[Dataset items]
_ _ _ _ _ _ _

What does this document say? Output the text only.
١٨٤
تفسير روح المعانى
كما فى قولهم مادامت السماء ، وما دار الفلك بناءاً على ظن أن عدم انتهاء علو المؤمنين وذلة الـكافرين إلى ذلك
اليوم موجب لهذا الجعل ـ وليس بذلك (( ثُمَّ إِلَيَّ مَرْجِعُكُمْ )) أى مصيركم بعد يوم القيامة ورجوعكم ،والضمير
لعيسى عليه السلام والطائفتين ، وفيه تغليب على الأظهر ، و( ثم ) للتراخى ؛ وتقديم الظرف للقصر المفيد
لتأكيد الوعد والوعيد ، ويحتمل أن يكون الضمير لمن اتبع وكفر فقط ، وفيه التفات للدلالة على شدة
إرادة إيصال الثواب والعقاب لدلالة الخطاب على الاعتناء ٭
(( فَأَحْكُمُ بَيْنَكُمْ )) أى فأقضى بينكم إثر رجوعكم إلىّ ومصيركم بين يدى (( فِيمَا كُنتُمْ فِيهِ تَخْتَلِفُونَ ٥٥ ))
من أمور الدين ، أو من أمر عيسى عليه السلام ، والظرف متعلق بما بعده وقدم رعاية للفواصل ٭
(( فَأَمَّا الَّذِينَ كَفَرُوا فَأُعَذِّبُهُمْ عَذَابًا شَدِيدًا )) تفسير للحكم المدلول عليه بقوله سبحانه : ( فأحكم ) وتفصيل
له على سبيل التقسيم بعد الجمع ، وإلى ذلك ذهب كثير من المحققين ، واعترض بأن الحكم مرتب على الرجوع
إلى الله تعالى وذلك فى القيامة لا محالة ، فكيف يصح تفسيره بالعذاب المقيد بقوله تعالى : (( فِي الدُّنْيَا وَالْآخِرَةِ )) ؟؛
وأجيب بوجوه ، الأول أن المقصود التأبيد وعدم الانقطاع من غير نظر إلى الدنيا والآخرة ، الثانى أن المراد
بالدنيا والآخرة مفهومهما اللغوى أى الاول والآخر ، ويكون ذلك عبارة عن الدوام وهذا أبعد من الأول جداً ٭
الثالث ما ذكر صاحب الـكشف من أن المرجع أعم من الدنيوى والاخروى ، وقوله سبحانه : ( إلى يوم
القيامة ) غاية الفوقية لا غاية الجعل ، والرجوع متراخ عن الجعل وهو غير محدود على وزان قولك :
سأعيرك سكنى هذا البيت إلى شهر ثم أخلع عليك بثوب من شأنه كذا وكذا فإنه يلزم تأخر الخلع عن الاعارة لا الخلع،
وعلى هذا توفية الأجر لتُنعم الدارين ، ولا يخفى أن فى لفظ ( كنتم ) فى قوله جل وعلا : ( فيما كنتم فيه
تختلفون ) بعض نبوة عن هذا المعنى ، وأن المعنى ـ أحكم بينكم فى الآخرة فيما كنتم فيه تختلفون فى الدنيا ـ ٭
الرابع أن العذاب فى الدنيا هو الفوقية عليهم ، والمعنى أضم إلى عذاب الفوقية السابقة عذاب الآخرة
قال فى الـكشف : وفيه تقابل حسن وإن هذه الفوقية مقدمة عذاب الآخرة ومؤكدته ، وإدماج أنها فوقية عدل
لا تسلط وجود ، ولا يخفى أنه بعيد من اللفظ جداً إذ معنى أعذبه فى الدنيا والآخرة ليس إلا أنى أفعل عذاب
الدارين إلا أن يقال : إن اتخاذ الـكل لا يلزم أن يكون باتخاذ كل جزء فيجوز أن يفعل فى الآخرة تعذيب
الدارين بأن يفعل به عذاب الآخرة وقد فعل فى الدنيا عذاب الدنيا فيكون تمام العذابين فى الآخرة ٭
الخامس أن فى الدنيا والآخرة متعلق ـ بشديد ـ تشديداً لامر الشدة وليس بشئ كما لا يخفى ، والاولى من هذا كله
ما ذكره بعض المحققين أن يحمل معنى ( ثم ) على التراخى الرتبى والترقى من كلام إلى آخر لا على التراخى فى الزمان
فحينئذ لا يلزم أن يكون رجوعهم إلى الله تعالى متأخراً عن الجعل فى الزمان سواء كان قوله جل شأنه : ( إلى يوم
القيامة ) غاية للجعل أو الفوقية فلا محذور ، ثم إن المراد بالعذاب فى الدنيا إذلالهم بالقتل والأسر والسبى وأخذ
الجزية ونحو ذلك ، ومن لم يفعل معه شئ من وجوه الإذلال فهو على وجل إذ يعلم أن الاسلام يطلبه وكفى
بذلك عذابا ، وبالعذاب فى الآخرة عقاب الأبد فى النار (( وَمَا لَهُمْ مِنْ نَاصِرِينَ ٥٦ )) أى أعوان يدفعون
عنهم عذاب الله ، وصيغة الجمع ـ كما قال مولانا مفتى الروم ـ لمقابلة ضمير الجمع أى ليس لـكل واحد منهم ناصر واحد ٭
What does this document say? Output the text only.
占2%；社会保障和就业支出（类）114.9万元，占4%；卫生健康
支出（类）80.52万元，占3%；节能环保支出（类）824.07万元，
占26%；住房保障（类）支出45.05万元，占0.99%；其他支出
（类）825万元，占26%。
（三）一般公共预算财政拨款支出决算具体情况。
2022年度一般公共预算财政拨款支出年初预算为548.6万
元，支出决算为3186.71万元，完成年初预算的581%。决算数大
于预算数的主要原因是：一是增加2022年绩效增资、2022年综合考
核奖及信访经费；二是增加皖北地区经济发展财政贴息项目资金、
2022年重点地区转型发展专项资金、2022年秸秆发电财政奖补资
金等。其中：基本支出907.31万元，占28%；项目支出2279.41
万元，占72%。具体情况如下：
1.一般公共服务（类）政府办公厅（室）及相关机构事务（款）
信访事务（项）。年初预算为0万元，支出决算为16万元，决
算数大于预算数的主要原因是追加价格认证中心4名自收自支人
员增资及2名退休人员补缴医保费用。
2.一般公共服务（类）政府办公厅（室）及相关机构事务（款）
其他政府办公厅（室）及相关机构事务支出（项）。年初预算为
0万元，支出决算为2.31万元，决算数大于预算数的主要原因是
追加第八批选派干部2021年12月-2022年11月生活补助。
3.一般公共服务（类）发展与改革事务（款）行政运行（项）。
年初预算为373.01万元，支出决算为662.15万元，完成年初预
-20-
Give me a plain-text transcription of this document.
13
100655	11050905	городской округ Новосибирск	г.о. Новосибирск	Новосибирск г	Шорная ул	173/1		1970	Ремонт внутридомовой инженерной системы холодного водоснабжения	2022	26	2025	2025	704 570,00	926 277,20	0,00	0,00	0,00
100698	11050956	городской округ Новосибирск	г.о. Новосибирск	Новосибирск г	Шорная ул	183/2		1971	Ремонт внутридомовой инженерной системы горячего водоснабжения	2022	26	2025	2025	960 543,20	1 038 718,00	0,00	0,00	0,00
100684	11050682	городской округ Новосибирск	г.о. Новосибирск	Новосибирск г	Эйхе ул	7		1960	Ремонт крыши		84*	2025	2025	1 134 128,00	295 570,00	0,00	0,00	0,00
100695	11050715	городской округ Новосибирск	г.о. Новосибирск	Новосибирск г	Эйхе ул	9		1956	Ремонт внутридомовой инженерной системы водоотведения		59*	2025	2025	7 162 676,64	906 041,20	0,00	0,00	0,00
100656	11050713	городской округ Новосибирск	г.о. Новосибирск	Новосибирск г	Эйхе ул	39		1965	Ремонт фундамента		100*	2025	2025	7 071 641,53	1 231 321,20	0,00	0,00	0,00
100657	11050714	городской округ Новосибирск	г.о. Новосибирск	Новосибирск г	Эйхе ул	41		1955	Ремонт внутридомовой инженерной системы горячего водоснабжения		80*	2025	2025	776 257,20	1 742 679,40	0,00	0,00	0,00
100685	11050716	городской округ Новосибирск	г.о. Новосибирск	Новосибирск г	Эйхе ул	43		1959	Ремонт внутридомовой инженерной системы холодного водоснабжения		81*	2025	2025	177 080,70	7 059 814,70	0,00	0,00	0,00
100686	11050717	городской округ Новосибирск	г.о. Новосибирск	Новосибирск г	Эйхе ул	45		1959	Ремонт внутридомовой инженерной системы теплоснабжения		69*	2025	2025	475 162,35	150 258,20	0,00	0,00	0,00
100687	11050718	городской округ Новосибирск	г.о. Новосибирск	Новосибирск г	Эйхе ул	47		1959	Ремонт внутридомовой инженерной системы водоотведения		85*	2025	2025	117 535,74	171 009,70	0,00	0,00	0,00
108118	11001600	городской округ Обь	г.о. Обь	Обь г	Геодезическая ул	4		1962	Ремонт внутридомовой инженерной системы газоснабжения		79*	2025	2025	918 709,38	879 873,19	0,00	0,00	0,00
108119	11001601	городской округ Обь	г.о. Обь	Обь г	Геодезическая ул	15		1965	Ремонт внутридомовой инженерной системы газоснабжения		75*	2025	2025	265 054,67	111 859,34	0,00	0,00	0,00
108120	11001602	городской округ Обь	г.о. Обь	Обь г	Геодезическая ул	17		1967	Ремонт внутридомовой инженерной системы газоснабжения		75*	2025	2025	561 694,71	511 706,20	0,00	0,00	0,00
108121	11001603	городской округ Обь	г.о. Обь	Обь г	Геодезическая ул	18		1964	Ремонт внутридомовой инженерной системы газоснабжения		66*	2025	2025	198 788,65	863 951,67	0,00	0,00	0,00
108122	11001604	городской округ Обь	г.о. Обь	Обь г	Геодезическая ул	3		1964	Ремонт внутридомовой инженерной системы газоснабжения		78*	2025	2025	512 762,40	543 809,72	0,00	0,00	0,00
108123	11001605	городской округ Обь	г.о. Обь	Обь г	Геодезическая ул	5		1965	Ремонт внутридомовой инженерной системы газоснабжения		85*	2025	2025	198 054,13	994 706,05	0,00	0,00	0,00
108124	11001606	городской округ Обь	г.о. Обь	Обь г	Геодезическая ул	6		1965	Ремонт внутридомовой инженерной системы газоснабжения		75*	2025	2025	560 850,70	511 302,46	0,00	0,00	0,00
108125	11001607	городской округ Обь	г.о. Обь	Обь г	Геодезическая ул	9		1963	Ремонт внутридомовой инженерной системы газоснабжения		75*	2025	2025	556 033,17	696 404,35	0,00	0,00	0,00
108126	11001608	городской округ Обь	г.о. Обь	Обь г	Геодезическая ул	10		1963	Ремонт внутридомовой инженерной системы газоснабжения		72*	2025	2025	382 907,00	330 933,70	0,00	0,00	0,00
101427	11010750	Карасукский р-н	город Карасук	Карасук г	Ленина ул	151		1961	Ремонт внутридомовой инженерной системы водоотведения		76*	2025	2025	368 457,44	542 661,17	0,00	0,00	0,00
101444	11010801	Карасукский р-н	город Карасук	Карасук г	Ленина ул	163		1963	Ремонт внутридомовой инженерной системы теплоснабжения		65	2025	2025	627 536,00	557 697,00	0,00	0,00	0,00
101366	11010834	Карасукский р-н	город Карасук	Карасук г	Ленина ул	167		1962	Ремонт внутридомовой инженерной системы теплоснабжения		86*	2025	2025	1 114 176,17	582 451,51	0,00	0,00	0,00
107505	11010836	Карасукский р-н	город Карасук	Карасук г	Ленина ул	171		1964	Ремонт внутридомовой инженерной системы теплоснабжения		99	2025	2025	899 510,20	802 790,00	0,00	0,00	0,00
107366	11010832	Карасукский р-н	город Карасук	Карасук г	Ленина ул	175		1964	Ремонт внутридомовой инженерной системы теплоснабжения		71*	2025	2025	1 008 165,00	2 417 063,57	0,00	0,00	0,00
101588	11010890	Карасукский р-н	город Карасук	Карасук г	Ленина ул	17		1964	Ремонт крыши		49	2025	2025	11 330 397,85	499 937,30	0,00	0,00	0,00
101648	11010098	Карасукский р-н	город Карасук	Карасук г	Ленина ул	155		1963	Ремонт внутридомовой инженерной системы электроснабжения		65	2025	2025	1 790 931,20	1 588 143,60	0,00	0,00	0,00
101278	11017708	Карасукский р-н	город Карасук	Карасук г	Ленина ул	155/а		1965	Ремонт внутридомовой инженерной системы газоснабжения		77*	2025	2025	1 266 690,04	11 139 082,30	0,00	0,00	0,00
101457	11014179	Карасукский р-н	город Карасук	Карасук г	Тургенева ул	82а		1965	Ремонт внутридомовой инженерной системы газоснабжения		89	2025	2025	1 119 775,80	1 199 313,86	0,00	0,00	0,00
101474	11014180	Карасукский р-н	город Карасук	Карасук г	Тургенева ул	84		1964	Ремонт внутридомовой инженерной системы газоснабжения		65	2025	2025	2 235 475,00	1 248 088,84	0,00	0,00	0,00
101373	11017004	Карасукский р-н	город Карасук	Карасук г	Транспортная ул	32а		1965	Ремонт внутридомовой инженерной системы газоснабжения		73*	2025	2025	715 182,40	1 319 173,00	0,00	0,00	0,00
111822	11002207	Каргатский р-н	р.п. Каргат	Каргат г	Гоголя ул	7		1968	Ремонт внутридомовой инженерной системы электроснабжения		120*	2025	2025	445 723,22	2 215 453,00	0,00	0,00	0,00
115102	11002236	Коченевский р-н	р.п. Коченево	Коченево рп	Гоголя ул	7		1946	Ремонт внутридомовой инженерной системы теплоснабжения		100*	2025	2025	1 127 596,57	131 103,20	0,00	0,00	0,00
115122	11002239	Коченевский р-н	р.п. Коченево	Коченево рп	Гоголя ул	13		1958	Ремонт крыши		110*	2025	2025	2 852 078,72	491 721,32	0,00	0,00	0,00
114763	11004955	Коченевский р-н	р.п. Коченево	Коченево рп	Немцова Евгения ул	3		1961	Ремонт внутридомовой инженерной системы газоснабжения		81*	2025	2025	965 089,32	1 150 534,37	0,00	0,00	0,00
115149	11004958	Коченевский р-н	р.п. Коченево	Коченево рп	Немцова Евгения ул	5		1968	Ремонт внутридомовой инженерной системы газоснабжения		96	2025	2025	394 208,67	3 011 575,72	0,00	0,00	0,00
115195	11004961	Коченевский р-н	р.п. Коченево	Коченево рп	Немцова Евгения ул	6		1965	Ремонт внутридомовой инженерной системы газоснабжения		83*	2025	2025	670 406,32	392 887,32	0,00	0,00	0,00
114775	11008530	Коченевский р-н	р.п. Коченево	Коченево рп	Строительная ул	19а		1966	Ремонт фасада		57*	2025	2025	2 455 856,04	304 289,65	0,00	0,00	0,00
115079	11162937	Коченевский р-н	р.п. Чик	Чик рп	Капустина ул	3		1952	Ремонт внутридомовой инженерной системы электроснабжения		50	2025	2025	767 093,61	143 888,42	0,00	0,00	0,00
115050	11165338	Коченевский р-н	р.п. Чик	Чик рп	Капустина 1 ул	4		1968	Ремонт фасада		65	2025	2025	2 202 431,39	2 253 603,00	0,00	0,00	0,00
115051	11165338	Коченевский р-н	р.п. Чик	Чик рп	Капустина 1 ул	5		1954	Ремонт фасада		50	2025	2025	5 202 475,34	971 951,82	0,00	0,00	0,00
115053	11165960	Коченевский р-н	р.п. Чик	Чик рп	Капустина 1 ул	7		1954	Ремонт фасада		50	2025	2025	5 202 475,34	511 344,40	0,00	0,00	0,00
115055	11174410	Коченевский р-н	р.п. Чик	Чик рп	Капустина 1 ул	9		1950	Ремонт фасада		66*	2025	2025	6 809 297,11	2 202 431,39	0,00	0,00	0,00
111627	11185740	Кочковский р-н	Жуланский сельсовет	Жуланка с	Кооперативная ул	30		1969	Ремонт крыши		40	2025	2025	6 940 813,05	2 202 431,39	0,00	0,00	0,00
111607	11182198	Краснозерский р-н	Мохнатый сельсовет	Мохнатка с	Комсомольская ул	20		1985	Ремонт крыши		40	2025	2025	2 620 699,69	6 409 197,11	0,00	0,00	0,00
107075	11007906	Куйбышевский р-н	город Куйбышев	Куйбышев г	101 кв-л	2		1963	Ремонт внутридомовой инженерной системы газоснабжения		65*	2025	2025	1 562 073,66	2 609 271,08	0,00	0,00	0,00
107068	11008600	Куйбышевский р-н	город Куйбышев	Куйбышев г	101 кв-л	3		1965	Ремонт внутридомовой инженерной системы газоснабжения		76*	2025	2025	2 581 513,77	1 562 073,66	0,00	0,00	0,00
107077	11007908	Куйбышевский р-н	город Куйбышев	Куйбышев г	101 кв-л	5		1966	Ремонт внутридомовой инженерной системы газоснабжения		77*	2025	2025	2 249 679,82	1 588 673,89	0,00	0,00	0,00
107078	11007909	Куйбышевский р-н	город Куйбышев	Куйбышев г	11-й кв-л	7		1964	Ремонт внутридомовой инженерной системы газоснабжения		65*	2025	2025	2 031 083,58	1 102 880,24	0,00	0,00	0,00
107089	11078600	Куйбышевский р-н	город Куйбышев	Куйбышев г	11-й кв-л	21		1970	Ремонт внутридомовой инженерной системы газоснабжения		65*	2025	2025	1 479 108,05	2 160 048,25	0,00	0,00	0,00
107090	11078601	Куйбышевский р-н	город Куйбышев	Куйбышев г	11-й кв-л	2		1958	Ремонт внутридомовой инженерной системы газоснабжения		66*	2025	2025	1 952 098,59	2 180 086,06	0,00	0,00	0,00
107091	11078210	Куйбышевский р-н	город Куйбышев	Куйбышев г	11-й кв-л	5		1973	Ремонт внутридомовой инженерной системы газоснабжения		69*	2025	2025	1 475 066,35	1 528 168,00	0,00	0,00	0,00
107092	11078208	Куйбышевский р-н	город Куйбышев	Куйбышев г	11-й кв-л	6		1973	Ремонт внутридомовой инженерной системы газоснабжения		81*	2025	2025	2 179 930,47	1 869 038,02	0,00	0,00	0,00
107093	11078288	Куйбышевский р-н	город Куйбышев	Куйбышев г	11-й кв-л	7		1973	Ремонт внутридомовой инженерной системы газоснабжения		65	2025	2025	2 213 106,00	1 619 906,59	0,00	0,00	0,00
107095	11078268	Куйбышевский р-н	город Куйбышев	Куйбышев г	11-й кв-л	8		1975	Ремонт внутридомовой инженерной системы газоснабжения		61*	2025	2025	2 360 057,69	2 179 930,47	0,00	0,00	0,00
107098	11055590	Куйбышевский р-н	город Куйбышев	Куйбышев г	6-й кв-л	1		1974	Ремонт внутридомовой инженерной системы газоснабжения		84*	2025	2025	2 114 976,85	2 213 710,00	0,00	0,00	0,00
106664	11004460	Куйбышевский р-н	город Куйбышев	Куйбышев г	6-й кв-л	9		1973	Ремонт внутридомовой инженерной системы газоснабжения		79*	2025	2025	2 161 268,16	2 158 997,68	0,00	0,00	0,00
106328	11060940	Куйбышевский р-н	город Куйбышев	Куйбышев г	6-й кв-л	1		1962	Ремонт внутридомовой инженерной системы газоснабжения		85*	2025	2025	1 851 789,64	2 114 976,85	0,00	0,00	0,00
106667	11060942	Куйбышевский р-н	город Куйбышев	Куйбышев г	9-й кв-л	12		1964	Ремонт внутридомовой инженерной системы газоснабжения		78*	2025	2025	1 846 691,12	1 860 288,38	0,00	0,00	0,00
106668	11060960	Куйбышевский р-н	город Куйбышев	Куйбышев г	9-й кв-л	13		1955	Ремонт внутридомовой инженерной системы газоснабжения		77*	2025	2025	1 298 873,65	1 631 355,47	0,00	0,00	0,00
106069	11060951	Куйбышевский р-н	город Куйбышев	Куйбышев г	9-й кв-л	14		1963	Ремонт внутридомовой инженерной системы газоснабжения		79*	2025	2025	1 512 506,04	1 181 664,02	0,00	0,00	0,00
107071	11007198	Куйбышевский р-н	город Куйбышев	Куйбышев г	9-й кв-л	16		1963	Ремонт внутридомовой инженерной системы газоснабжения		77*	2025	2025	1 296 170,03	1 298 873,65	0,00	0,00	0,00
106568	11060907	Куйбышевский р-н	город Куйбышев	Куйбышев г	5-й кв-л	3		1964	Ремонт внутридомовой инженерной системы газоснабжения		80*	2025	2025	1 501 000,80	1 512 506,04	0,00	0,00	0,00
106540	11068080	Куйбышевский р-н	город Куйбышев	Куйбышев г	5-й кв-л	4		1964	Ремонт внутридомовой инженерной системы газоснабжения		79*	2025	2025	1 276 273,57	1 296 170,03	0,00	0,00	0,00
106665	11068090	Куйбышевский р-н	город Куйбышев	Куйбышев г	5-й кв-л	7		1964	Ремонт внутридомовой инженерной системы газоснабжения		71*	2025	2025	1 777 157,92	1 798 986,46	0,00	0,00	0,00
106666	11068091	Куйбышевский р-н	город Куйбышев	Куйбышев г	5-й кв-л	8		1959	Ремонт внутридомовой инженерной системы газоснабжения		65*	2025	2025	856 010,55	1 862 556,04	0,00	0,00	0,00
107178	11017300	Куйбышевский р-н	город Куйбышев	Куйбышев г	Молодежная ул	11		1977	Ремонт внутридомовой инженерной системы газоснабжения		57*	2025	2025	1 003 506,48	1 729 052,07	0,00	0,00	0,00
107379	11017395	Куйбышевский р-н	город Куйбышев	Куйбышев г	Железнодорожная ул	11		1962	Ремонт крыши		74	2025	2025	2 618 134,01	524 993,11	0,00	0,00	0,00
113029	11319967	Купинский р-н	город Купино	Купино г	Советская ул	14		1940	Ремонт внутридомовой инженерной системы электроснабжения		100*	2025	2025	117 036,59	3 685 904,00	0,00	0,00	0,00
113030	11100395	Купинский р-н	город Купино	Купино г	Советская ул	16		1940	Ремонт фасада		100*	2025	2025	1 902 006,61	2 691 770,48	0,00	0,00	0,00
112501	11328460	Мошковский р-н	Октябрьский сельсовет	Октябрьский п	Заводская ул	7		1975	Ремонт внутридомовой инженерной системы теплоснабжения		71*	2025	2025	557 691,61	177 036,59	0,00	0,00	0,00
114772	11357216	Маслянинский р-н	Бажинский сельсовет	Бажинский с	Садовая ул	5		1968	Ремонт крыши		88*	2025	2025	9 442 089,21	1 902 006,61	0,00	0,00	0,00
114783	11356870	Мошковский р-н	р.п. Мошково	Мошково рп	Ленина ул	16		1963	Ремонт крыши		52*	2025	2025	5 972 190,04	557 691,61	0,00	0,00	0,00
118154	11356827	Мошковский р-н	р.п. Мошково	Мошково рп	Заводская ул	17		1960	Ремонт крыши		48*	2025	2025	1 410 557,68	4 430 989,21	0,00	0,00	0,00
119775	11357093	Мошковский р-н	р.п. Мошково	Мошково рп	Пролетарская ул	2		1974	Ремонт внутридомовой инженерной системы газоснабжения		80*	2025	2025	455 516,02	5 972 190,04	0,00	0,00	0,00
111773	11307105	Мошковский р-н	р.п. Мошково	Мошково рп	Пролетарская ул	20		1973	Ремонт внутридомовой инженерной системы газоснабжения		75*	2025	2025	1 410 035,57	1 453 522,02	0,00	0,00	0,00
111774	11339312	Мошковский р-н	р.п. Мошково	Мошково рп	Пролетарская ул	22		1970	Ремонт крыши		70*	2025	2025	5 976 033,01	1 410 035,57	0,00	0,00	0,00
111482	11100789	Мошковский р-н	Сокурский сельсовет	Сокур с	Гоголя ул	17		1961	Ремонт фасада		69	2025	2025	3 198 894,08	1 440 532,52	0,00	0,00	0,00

_ _ _ _ _ _ _

WHAT TO DO:
Find each line holding the string "Советская" and copy it out.

COMPLETED TASK:
113029	11319967	Купинский р-н	город Купино	Купино г	Советская ул	14		1940	Ремонт внутридомовой инженерной системы электроснабжения		100*	2025	2025	117 036,59	3 685 904,00	0,00	0,00	0,00
113030	11100395	Купинский р-н	город Купино	Купино г	Советская ул	16		1940	Ремонт фасада		100*	2025	2025	1 902 006,61	2 691 770,48	0,00	0,00	0,00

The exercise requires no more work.